* [Aim]: Print all the data, keeping every line exactly as it is.

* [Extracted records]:
· · · · · · ·
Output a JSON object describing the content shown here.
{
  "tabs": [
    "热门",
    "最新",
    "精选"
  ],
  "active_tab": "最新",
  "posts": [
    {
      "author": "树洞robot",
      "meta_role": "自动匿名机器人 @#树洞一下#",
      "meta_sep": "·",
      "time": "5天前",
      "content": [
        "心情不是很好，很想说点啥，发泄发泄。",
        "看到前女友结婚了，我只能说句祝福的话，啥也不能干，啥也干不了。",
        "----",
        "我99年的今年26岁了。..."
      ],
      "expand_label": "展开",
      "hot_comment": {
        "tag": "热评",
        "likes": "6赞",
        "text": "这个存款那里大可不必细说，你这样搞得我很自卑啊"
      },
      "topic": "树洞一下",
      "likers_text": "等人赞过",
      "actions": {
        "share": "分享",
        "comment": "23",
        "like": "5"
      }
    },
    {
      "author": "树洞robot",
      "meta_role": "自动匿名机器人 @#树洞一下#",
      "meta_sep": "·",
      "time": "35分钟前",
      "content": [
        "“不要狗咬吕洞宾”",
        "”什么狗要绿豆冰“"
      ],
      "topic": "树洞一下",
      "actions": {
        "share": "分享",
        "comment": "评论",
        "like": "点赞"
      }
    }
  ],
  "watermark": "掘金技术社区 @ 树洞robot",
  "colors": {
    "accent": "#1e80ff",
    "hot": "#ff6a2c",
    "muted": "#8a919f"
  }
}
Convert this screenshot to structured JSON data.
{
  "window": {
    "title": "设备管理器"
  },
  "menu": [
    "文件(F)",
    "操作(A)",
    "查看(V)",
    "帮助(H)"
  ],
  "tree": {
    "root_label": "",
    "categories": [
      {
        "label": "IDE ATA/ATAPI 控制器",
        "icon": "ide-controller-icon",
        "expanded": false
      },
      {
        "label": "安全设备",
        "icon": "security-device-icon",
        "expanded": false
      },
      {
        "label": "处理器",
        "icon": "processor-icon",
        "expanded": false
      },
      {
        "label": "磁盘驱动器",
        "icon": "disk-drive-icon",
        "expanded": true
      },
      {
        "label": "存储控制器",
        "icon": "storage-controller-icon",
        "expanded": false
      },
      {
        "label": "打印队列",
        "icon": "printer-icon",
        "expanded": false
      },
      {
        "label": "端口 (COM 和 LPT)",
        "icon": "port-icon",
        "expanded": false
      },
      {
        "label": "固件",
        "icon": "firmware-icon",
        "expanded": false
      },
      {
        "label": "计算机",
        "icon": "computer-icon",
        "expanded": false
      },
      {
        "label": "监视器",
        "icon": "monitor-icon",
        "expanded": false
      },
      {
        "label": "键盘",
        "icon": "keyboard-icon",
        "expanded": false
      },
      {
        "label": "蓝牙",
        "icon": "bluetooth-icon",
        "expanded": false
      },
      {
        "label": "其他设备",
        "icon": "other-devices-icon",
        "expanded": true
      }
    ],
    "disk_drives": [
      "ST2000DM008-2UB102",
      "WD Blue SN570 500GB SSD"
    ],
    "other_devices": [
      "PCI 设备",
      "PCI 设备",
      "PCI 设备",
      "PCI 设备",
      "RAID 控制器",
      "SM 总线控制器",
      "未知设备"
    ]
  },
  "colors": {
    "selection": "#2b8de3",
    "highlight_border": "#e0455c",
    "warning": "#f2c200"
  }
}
· · · · · · ·
* [Expected answer]:
Output a JSON object describing the content shown here.
{
  "tabs": [
    "热门",
    "最新",
    "精选"
  ],
  "active_tab": "最新",
  "posts": [
    {
      "author": "树洞robot",
      "meta_role": "自动匿名机器人 @#树洞一下#",
      "meta_sep": "·",
      "time": "5天前",
      "content": [
        "心情不是很好，很想说点啥，发泄发泄。",
        "看到前女友结婚了，我只能说句祝福的话，啥也不能干，啥也干不了。",
        "----",
        "我99年的今年26岁了。..."
      ],
      "expand_label": "展开",
      "hot_comment": {
        "tag": "热评",
        "likes": "6赞",
        "text": "这个存款那里大可不必细说，你这样搞得我很自卑啊"
      },
      "topic": "树洞一下",
      "likers_text": "等人赞过",
      "actions": {
        "share": "分享",
        "comment": "23",
        "like": "5"
      }
    },
    {
      "author": "树洞robot",
      "meta_role": "自动匿名机器人 @#树洞一下#",
      "meta_sep": "·",
      "time": "35分钟前",
      "content": [
        "“不要狗咬吕洞宾”",
        "”什么狗要绿豆冰“"
      ],
      "topic": "树洞一下",
      "actions": {
        "share": "分享",
        "comment": "评论",
        "like": "点赞"
      }
    }
  ],
  "watermark": "掘金技术社区 @ 树洞robot",
  "colors": {
    "accent": "#1e80ff",
    "hot": "#ff6a2c",
    "muted": "#8a919f"
  }
}
Convert this screenshot to structured JSON data.
{
  "window": {
    "title": "设备管理器"
  },
  "menu": [
    "文件(F)",
    "操作(A)",
    "查看(V)",
    "帮助(H)"
  ],
  "tree": {
    "root_label": "",
    "categories": [
      {
        "label": "IDE ATA/ATAPI 控制器",
        "icon": "ide-controller-icon",
        "expanded": false
      },
      {
        "label": "安全设备",
        "icon": "security-device-icon",
        "expanded": false
      },
      {
        "label": "处理器",
        "icon": "processor-icon",
        "expanded": false
      },
      {
        "label": "磁盘驱动器",
        "icon": "disk-drive-icon",
        "expanded": true
      },
      {
        "label": "存储控制器",
        "icon": "storage-controller-icon",
        "expanded": false
      },
      {
        "label": "打印队列",
        "icon": "printer-icon",
        "expanded": false
      },
      {
        "label": "端口 (COM 和 LPT)",
        "icon": "port-icon",
        "expanded": false
      },
      {
        "label": "固件",
        "icon": "firmware-icon",
        "expanded": false
      },
      {
        "label": "计算机",
        "icon": "computer-icon",
        "expanded": false
      },
      {
        "label": "监视器",
        "icon": "monitor-icon",
        "expanded": false
      },
      {
        "label": "键盘",
        "icon": "keyboard-icon",
        "expanded": false
      },
      {
        "label": "蓝牙",
        "icon": "bluetooth-icon",
        "expanded": false
      },
      {
        "label": "其他设备",
        "icon": "other-devices-icon",
        "expanded": true
      }
    ],
    "disk_drives": [
      "ST2000DM008-2UB102",
      "WD Blue SN570 500GB SSD"
    ],
    "other_devices": [
      "PCI 设备",
      "PCI 设备",
      "PCI 设备",
      "PCI 设备",
      "RAID 控制器",
      "SM 总线控制器",
      "未知设备"
    ]
  },
  "colors": {
    "selection": "#2b8de3",
    "highlight_border": "#e0455c",
    "warning": "#f2c200"
  }
}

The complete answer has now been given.